▶ Exercise prompt: Reproduce only this part of the listing: the line with "What's the underlying", plus every line after it through the last.

======== Supplied material ========

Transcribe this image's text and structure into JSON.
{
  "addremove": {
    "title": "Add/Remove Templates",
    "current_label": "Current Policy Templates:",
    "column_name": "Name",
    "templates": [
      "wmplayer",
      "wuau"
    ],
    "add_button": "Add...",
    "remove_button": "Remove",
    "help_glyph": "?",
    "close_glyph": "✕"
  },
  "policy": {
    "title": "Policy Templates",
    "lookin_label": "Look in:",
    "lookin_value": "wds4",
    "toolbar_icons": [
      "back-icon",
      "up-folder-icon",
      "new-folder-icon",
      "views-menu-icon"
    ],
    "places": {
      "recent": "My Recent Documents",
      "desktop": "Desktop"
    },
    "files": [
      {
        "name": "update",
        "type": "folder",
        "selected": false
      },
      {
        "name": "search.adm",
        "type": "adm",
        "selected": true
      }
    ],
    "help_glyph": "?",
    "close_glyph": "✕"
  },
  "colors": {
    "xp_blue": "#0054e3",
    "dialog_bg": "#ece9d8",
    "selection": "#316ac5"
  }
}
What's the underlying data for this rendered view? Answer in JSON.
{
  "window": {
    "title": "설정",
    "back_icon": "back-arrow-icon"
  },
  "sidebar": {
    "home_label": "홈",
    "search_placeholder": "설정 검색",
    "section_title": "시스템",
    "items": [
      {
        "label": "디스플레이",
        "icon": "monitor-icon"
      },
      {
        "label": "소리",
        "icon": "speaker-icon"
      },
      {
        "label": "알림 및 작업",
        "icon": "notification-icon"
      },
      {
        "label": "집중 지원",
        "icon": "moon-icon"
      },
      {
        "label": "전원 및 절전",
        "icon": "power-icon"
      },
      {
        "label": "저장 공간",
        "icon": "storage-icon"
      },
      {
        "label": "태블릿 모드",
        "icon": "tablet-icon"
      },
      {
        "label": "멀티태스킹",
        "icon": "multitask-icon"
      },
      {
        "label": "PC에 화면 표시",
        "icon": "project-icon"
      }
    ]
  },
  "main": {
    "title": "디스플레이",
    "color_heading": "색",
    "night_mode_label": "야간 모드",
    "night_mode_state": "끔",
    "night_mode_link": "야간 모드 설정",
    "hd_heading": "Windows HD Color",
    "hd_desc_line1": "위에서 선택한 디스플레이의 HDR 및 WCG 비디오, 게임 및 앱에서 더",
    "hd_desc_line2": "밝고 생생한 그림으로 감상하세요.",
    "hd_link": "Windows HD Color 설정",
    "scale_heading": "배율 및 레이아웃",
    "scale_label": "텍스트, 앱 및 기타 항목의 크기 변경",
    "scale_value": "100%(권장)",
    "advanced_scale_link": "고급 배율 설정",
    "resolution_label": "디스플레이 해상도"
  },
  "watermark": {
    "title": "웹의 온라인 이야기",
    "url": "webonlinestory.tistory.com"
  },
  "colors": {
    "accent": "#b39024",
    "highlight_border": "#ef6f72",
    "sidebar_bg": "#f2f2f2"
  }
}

========

▶ Result of this exercise:
What's the underlying data for this rendered view? Answer in JSON.
{
  "window": {
    "title": "설정",
    "back_icon": "back-arrow-icon"
  },
  "sidebar": {
    "home_label": "홈",
    "search_placeholder": "설정 검색",
    "section_title": "시스템",
    "items": [
      {
        "label": "디스플레이",
        "icon": "monitor-icon"
      },
      {
        "label": "소리",
        "icon": "speaker-icon"
      },
      {
        "label": "알림 및 작업",
        "icon": "notification-icon"
      },
      {
        "label": "집중 지원",
        "icon": "moon-icon"
      },
      {
        "label": "전원 및 절전",
        "icon": "power-icon"
      },
      {
        "label": "저장 공간",
        "icon": "storage-icon"
      },
      {
        "label": "태블릿 모드",
        "icon": "tablet-icon"
      },
      {
        "label": "멀티태스킹",
        "icon": "multitask-icon"
      },
      {
        "label": "PC에 화면 표시",
        "icon": "project-icon"
      }
    ]
  },
  "main": {
    "title": "디스플레이",
    "color_heading": "색",
    "night_mode_label": "야간 모드",
    "night_mode_state": "끔",
    "night_mode_link": "야간 모드 설정",
    "hd_heading": "Windows HD Color",
    "hd_desc_line1": "위에서 선택한 디스플레이의 HDR 및 WCG 비디오, 게임 및 앱에서 더",
    "hd_desc_line2": "밝고 생생한 그림으로 감상하세요.",
    "hd_link": "Windows HD Color 설정",
    "scale_heading": "배율 및 레이아웃",
    "scale_label": "텍스트, 앱 및 기타 항목의 크기 변경",
    "scale_value": "100%(권장)",
    "advanced_scale_link": "고급 배율 설정",
    "resolution_label": "디스플레이 해상도"
  },
  "watermark": {
    "title": "웹의 온라인 이야기",
    "url": "webonlinestory.tistory.com"
  },
  "colors": {
    "accent": "#b39024",
    "highlight_border": "#ef6f72",
    "sidebar_bg": "#f2f2f2"
  }
}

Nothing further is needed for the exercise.